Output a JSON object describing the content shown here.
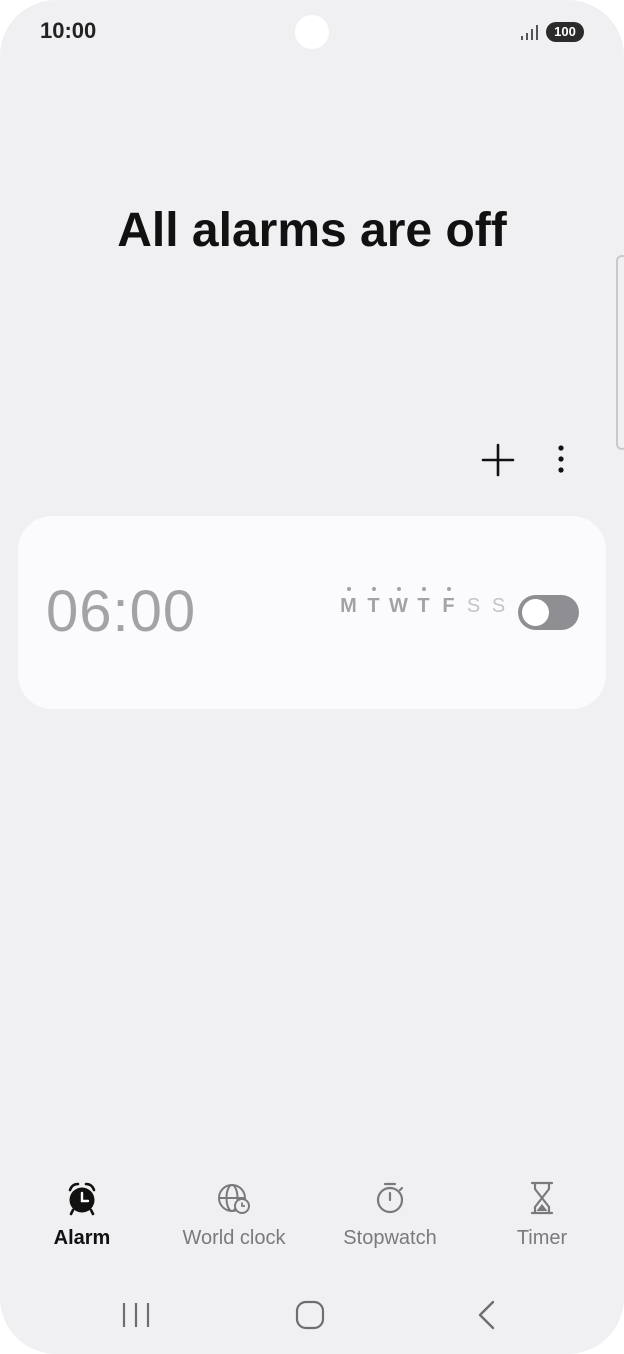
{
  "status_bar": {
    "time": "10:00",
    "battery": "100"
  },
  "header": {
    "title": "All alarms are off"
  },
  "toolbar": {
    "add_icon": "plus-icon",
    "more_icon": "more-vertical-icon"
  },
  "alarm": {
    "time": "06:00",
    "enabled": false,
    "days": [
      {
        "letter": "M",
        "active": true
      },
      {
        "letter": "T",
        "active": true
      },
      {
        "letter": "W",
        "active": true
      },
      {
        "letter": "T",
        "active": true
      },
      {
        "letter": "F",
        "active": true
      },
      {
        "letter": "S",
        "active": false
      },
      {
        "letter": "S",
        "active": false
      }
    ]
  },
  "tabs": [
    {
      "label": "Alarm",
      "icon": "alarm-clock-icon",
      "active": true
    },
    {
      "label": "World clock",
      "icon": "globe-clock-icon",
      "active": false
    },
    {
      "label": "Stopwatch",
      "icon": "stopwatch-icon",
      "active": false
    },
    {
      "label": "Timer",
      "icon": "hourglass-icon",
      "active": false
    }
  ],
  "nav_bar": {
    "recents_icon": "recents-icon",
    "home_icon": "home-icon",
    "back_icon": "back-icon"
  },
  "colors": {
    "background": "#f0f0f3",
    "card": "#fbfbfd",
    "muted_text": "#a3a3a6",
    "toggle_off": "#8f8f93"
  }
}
+---+
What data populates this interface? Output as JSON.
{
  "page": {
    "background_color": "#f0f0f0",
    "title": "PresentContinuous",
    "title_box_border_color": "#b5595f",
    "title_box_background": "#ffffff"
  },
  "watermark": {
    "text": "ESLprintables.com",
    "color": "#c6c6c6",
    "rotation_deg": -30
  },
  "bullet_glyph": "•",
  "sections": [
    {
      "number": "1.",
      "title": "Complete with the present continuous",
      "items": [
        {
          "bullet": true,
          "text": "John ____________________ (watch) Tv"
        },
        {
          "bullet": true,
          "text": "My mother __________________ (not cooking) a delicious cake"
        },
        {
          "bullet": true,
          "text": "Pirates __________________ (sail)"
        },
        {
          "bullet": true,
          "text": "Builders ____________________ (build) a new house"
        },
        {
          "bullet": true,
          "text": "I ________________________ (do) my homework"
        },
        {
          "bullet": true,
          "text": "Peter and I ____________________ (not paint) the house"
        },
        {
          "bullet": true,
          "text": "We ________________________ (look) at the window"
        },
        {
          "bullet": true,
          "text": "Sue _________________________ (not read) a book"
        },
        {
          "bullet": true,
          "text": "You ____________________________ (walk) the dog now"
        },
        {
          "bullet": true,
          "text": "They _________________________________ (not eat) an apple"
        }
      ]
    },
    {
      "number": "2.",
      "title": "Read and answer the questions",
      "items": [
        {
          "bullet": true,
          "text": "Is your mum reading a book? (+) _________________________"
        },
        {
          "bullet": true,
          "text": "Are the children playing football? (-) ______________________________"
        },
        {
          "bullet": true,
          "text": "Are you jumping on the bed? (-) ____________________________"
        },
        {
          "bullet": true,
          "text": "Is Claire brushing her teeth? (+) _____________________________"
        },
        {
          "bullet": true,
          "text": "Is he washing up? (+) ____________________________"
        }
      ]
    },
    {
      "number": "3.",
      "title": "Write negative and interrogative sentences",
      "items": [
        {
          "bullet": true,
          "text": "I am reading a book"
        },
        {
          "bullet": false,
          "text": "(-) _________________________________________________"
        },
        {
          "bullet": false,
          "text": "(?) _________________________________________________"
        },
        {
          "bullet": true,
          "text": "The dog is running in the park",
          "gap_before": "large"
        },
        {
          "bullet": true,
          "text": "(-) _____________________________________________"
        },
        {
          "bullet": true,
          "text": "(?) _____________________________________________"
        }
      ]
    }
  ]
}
+---+
GIVEN PROBLEM - Identify the lines above with the word "clock". Copy them.

RESPONSE TO THIS TASK -
      "icon": "alarm-clock-icon",
      "label": "World clock",
      "icon": "globe-clock-icon",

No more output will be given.